**Problems to work on:**
1 - In the Mail.app scripting discussion below, what error does the first poster get when running the script?
2 - Using the Mail.app scripting discussion below, decide whether each statement agrees with it: (a) with the final line deleted, the script opened a window with the cursor in the 'To:' box; (b) the poster who asks about message IDs does a lot of AppleScript work; (c) Panther stored each message as its own .emlx file. Answer yes or no for each and quote the deciding words.
3 - List every Mail command that, according to the Mail.app scripting discussion below, a bug prevents from returning a reference to the new message it creates.

**Document passage:**
++++++++++++++++++++
I have a simple script for Mail.app that seeks to redirect a given message and modify the subject by appending a string. The catch is I don’t seem to be able to grab the reference to the new outgoing message. Supposed this should work, yes?
tell application "Mail"
set thisMsg to message 1 of mailbox "INBOX" of account "Blah"
set thatMsg to redirect thisMsg with opening window
get thatMsg
end tell
Well, if I run this, I get an error saying that thatMsg is undefined. It seems even though the dictionary says that the result of redirect should be a reference to an outgoing message, but when stepping through the script, I can confirm that the set thatMsg to redirect thisMsg with opening window line yields no result. Is this something I’ve botched up or can someone else confirm this?
Your script worked perfectly for me, when I deleted the final line:
tell application "Mail"
set thisMsg to message 1 of mailbox "INBOX" of account "MacScripter"
set thatMsg to redirect thisMsg with opening window
end tell
It opened up a window with the correct message, and the cursor was in the ‘To:’ box, awaiting an address.
The good news is that there’s nothing wrong with what you’re doing. The bad news is that a bug in Mail evidently prevents it from returning a reference (as it should) to a new message created using the forward, redirect or reply commands.
I don’t do much AppleScript work, so I’m just trying anything I can think of at this point. Is there a way to get the message id of an open message? That might be a workaround, although I don’t really want to see every message that’s being redirected flash by.
Update: I’m assuming that the reason this doesn’t work is that as of Mac OS X 10.4.x (Tiger), each individual message has an unique message ID number that’s used as the .emlx filename stored on disk (so that each message is indexed appropriately by Spotlight, as opposed to Panther and earlier which stored messages grouped together in the .mbox format) and so a new, unsaved message message doesn’t have a message ID? Is this correct? If so, I guess I’ll have to attack this issue as another exercise in GUI scripting.
++++++++++++++++++++
**Excerpted records:**
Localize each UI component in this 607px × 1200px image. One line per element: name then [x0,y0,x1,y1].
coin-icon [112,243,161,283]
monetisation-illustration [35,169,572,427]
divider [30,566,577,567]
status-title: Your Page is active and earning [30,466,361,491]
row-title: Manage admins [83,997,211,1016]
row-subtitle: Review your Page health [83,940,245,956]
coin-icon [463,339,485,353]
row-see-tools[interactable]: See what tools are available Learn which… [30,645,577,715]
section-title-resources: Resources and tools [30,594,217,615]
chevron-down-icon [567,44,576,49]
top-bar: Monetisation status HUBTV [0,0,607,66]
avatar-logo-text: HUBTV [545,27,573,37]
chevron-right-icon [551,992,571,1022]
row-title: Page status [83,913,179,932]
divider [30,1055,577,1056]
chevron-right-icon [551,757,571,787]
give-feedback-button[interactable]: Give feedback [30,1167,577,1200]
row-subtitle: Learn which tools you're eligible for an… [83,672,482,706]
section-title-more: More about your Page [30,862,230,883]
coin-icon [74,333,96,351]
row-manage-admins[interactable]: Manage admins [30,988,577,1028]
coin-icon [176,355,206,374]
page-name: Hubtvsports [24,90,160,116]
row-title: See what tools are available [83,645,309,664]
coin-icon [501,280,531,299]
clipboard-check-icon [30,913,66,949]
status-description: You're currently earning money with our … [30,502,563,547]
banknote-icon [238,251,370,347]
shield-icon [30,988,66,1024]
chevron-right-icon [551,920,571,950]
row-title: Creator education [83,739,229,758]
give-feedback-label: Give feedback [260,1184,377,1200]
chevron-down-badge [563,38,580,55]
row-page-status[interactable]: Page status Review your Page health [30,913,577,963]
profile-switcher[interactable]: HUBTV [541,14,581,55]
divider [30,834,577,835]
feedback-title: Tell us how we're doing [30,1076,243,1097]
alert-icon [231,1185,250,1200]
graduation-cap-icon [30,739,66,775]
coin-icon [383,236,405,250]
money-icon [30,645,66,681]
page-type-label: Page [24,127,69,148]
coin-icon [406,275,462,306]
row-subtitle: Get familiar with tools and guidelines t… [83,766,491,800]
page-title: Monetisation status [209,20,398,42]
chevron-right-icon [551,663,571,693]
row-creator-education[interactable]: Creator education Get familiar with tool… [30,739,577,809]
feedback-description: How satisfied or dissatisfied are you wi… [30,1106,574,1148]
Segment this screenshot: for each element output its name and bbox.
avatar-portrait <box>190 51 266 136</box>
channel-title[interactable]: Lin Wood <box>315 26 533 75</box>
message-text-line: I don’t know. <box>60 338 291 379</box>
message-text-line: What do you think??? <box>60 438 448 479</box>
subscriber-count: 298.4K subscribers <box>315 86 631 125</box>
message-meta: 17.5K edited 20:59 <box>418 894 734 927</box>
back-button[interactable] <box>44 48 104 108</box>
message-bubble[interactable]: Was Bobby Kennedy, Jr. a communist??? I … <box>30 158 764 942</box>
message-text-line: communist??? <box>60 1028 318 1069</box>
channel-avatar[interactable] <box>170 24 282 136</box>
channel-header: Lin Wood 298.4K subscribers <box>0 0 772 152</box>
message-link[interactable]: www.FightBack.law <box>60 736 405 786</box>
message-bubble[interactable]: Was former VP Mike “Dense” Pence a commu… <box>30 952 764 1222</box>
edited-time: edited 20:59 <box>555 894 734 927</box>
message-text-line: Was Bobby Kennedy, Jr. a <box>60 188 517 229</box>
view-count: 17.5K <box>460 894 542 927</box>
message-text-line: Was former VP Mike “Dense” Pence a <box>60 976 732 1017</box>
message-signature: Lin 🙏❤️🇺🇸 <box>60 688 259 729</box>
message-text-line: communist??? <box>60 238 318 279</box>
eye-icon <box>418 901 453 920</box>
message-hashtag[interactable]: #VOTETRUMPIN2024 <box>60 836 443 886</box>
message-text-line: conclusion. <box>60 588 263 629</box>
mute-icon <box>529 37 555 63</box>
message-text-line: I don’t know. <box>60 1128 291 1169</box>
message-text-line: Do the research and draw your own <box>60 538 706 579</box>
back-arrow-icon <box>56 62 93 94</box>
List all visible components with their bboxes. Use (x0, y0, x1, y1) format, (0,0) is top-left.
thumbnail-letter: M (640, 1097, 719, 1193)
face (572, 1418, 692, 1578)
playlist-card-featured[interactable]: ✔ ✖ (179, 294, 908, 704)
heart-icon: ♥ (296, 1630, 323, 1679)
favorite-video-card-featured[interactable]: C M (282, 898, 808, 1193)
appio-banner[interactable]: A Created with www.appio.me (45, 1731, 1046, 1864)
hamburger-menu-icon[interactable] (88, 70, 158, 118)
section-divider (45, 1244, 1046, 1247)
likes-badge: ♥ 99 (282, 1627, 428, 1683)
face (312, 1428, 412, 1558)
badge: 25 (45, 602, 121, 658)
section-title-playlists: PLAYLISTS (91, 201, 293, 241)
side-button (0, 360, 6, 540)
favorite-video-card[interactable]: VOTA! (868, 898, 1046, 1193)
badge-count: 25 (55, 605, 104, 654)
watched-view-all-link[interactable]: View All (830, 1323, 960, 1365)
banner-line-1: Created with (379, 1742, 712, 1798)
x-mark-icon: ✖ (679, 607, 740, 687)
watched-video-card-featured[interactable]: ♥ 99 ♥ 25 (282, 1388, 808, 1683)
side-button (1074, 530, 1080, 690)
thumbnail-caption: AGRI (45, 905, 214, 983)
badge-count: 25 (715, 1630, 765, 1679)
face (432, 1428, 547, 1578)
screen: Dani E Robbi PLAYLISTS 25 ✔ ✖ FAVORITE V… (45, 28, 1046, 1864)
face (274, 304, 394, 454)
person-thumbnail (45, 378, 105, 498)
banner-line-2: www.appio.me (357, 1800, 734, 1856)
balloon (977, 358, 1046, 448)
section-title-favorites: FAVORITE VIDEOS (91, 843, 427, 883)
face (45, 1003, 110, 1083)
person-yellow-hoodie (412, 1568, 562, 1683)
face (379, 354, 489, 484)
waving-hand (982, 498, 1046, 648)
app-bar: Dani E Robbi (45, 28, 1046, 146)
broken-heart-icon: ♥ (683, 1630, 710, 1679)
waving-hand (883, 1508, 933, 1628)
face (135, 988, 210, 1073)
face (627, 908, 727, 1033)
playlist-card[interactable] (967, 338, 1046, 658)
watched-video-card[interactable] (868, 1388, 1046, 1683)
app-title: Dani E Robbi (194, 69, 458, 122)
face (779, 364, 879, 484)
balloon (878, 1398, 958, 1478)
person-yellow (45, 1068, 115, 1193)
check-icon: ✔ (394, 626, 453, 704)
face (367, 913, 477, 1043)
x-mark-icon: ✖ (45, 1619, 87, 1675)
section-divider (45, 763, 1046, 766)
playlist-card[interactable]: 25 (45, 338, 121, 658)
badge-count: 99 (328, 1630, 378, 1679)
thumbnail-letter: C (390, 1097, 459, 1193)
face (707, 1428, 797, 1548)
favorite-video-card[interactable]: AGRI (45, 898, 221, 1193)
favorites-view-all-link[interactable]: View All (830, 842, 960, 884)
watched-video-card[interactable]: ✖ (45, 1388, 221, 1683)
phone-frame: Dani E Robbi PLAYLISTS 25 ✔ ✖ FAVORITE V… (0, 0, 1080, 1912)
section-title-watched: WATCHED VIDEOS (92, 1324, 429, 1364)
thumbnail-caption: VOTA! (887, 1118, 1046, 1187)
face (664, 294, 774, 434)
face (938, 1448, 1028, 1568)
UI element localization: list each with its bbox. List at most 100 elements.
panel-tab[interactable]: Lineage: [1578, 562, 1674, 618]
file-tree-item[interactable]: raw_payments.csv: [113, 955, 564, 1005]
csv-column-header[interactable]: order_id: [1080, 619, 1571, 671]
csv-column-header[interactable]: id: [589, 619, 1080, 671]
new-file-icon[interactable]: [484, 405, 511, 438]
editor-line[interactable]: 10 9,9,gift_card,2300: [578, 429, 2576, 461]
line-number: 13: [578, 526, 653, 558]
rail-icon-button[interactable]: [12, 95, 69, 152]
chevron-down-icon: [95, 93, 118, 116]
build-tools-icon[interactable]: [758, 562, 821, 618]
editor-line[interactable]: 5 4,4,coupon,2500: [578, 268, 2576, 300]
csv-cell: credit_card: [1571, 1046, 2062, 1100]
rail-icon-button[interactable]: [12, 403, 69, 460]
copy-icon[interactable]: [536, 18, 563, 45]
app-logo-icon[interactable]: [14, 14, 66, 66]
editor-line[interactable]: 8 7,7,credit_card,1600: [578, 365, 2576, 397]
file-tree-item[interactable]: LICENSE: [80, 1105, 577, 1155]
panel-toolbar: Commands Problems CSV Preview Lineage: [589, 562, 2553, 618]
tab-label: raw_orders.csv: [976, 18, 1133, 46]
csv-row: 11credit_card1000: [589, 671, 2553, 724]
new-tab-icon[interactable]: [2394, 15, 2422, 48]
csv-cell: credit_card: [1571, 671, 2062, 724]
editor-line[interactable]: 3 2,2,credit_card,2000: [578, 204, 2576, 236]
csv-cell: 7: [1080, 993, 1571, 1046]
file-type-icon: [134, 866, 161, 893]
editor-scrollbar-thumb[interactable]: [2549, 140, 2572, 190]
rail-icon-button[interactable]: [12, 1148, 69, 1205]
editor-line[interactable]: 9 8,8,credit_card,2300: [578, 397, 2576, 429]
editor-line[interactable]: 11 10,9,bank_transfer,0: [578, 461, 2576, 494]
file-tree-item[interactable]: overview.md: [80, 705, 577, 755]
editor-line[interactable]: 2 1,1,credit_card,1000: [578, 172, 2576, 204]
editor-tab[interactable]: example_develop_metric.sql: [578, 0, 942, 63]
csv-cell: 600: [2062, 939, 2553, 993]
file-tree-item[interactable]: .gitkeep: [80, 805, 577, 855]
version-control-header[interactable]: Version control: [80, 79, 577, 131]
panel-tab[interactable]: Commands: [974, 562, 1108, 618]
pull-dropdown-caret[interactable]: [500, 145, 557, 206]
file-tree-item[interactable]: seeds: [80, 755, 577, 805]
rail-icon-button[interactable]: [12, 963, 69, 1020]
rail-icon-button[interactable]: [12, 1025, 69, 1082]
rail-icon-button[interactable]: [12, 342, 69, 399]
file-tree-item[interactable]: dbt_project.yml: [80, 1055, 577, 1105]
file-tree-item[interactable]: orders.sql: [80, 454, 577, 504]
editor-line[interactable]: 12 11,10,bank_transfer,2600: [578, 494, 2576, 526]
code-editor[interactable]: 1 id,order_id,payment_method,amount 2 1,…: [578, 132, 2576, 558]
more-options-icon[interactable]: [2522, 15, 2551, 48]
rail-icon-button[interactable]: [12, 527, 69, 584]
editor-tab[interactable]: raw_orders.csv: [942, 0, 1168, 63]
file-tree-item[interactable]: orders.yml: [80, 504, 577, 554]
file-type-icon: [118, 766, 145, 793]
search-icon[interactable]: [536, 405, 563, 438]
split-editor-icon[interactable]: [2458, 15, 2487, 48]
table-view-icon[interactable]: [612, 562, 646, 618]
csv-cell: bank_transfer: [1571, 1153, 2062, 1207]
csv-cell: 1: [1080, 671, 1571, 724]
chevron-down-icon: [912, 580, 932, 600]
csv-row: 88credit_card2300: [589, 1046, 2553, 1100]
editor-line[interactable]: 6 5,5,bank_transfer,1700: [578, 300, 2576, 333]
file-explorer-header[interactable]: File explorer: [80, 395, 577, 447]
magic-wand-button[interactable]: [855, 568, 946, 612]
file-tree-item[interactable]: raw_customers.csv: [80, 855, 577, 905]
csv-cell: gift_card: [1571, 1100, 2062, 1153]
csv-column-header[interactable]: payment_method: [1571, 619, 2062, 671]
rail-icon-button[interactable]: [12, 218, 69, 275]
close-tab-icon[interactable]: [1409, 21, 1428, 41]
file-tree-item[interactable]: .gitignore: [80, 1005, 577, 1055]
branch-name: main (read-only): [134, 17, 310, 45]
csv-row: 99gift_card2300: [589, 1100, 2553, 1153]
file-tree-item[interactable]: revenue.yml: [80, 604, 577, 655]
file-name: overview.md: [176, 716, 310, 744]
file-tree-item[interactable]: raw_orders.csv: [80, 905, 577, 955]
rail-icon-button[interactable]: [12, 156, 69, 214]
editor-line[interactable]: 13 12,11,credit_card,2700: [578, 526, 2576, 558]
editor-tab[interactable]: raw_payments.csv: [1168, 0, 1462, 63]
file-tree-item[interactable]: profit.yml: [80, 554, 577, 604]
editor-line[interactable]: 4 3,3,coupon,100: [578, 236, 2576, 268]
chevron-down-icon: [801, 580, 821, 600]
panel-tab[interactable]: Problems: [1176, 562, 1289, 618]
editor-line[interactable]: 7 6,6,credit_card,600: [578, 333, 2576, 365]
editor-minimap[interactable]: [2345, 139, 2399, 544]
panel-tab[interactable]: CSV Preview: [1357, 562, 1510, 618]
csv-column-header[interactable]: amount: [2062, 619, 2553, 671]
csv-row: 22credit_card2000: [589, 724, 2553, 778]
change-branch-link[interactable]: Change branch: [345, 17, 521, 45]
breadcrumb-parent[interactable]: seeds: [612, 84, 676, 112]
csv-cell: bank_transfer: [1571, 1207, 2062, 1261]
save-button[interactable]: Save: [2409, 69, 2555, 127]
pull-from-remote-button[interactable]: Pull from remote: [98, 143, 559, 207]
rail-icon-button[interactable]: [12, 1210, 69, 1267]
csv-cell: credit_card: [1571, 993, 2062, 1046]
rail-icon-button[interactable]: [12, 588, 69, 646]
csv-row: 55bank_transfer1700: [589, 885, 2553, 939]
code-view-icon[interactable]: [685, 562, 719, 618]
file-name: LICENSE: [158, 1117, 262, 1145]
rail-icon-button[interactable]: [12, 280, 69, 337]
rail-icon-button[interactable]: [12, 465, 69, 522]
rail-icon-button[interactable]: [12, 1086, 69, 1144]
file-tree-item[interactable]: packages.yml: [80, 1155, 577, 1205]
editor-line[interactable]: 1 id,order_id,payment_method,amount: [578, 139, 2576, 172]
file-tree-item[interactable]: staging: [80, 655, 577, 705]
++++++++++++++++++++
**Problem solutions:**
1 - An error saying that thatMsg is undefined.

2 -
(a) Yes: "It opened up a window with the correct message, and the cursor was in the ‘To:’ box, awaiting an address."
(b) No: "I don’t do much AppleScript work"
(c) No: "as opposed to Panther and earlier which stored messages grouped together in the .mbox format"

3 - forward, redirect, reply